> **THE REQUEST**
Set down each line of the material that follows, exactly, with no pictures.

Records that describe figures

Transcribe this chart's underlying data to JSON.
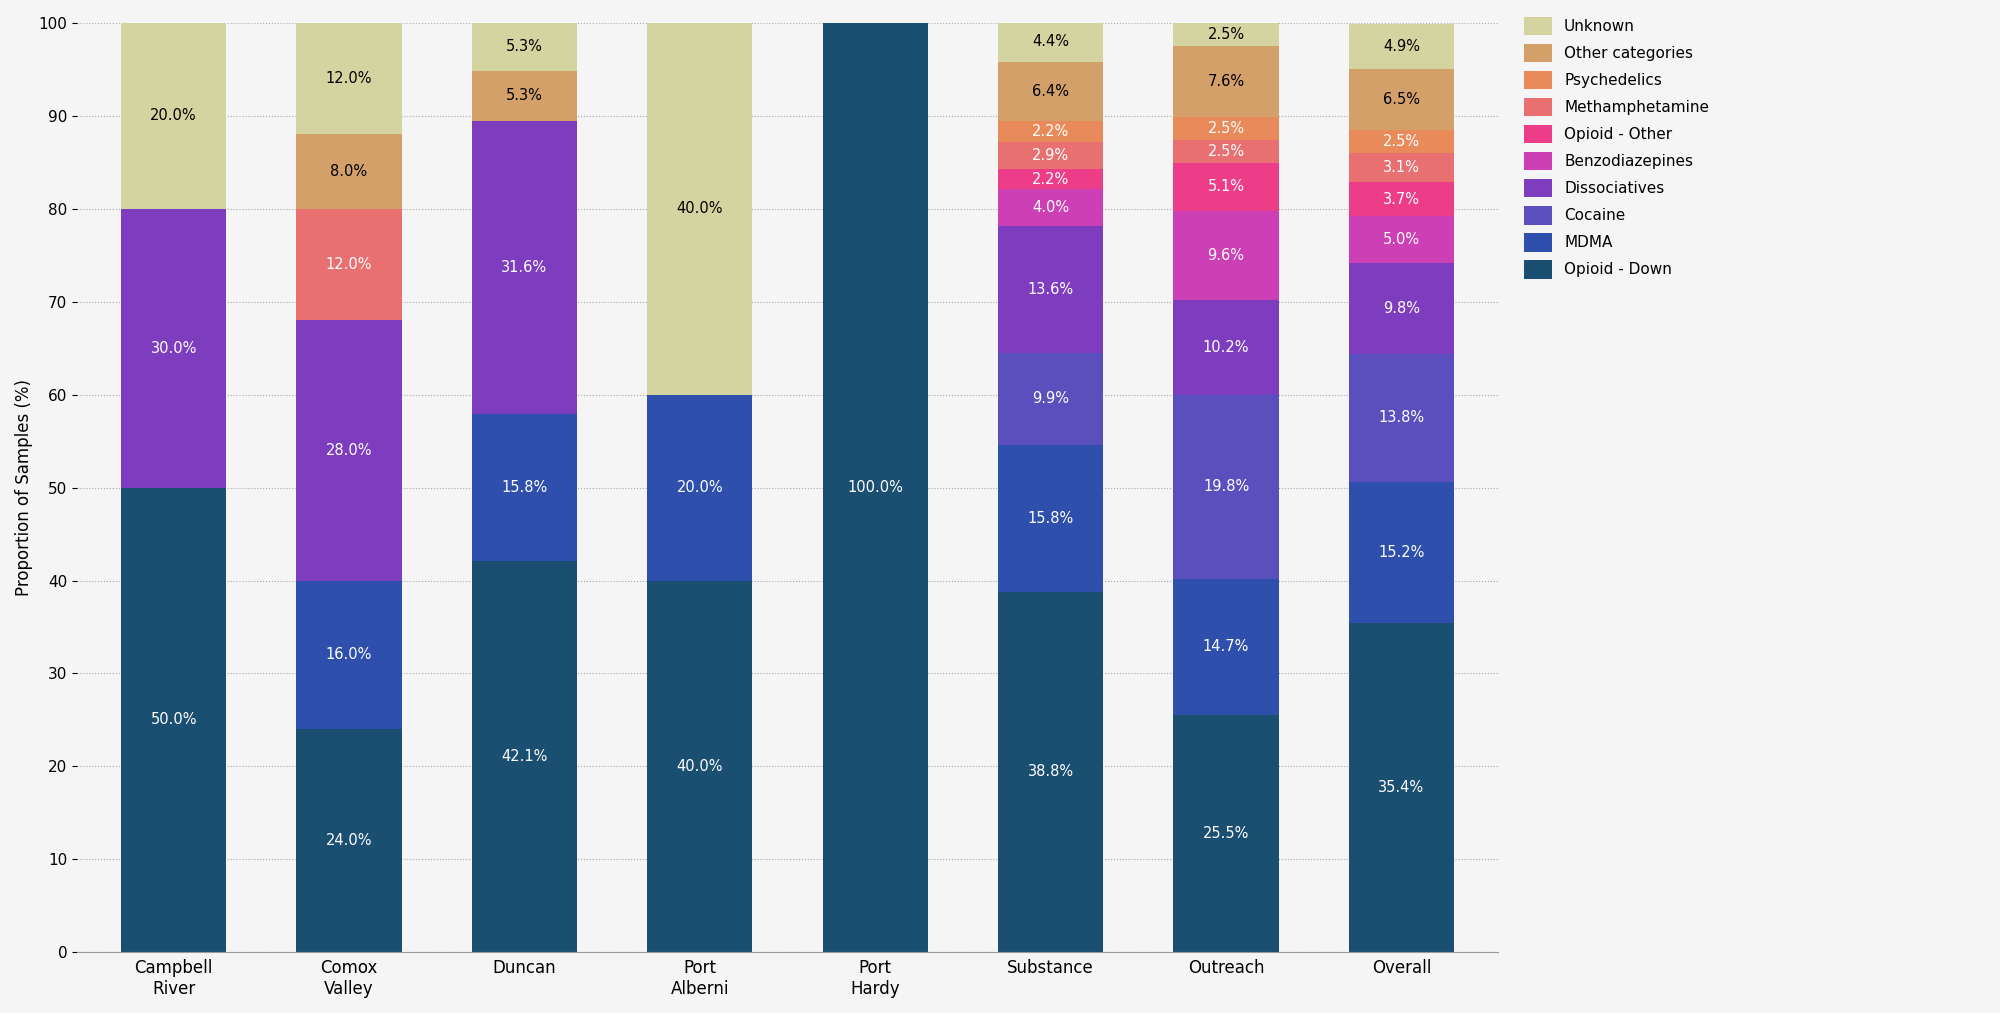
{
  "categories": [
    "Campbell\nRiver",
    "Comox\nValley",
    "Duncan",
    "Port\nAlberni",
    "Port\nHardy",
    "Substance",
    "Outreach",
    "Overall"
  ],
  "drug_classes": [
    "Opioid - Down",
    "MDMA",
    "Cocaine",
    "Dissociatives",
    "Benzodiazepines",
    "Opioid - Other",
    "Methamphetamine",
    "Psychedelics",
    "Other categories",
    "Unknown"
  ],
  "colors": [
    "#1b4f72",
    "#2e4fac",
    "#5b4fbe",
    "#7d3dbe",
    "#cc3fb5",
    "#ee3d88",
    "#e87070",
    "#e88a5a",
    "#d4a06a",
    "#d4d4a0"
  ],
  "data": {
    "Campbell\nRiver": [
      50.0,
      0.0,
      0.0,
      30.0,
      0.0,
      0.0,
      0.0,
      0.0,
      0.0,
      20.0
    ],
    "Comox\nValley": [
      24.0,
      16.0,
      0.0,
      28.0,
      0.0,
      0.0,
      12.0,
      0.0,
      8.0,
      12.0
    ],
    "Duncan": [
      42.1,
      15.8,
      0.0,
      31.6,
      0.0,
      0.0,
      0.0,
      0.0,
      5.3,
      5.3
    ],
    "Port\nAlberni": [
      40.0,
      20.0,
      0.0,
      0.0,
      0.0,
      0.0,
      0.0,
      0.0,
      0.0,
      40.0
    ],
    "Port\nHardy": [
      100.0,
      0.0,
      0.0,
      0.0,
      0.0,
      0.0,
      0.0,
      0.0,
      0.0,
      0.0
    ],
    "Substance": [
      38.8,
      15.8,
      9.9,
      13.6,
      4.0,
      2.2,
      2.9,
      2.2,
      6.4,
      4.4
    ],
    "Outreach": [
      25.5,
      14.7,
      19.8,
      10.2,
      9.6,
      5.1,
      2.5,
      2.5,
      7.6,
      2.5
    ],
    "Overall": [
      35.4,
      15.2,
      13.8,
      9.8,
      5.0,
      3.7,
      3.1,
      2.5,
      6.5,
      4.9
    ]
  },
  "ylabel": "Proportion of Samples (%)",
  "ylim": [
    0,
    100
  ],
  "background_color": "#f5f5f5",
  "min_label_pct": 1.0,
  "bar_width": 0.6,
  "label_fontsize": 10.5,
  "legend_fontsize": 11,
  "axis_fontsize": 12,
  "tick_fontsize": 11
}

> **THE RESPONSE**
Transcribe this chart's underlying data to JSON.
{
  "categories": [
    "Campbell\nRiver",
    "Comox\nValley",
    "Duncan",
    "Port\nAlberni",
    "Port\nHardy",
    "Substance",
    "Outreach",
    "Overall"
  ],
  "drug_classes": [
    "Opioid - Down",
    "MDMA",
    "Cocaine",
    "Dissociatives",
    "Benzodiazepines",
    "Opioid - Other",
    "Methamphetamine",
    "Psychedelics",
    "Other categories",
    "Unknown"
  ],
  "colors": [
    "#1b4f72",
    "#2e4fac",
    "#5b4fbe",
    "#7d3dbe",
    "#cc3fb5",
    "#ee3d88",
    "#e87070",
    "#e88a5a",
    "#d4a06a",
    "#d4d4a0"
  ],
  "data": {
    "Campbell\nRiver": [
      50.0,
      0.0,
      0.0,
      30.0,
      0.0,
      0.0,
      0.0,
      0.0,
      0.0,
      20.0
    ],
    "Comox\nValley": [
      24.0,
      16.0,
      0.0,
      28.0,
      0.0,
      0.0,
      12.0,
      0.0,
      8.0,
      12.0
    ],
    "Duncan": [
      42.1,
      15.8,
      0.0,
      31.6,
      0.0,
      0.0,
      0.0,
      0.0,
      5.3,
      5.3
    ],
    "Port\nAlberni": [
      40.0,
      20.0,
      0.0,
      0.0,
      0.0,
      0.0,
      0.0,
      0.0,
      0.0,
      40.0
    ],
    "Port\nHardy": [
      100.0,
      0.0,
      0.0,
      0.0,
      0.0,
      0.0,
      0.0,
      0.0,
      0.0,
      0.0
    ],
    "Substance": [
      38.8,
      15.8,
      9.9,
      13.6,
      4.0,
      2.2,
      2.9,
      2.2,
      6.4,
      4.4
    ],
    "Outreach": [
      25.5,
      14.7,
      19.8,
      10.2,
      9.6,
      5.1,
      2.5,
      2.5,
      7.6,
      2.5
    ],
    "Overall": [
      35.4,
      15.2,
      13.8,
      9.8,
      5.0,
      3.7,
      3.1,
      2.5,
      6.5,
      4.9
    ]
  },
  "ylabel": "Proportion of Samples (%)",
  "ylim": [
    0,
    100
  ],
  "background_color": "#f5f5f5",
  "min_label_pct": 1.0,
  "bar_width": 0.6,
  "label_fontsize": 10.5,
  "legend_fontsize": 11,
  "axis_fontsize": 12,
  "tick_fontsize": 11
}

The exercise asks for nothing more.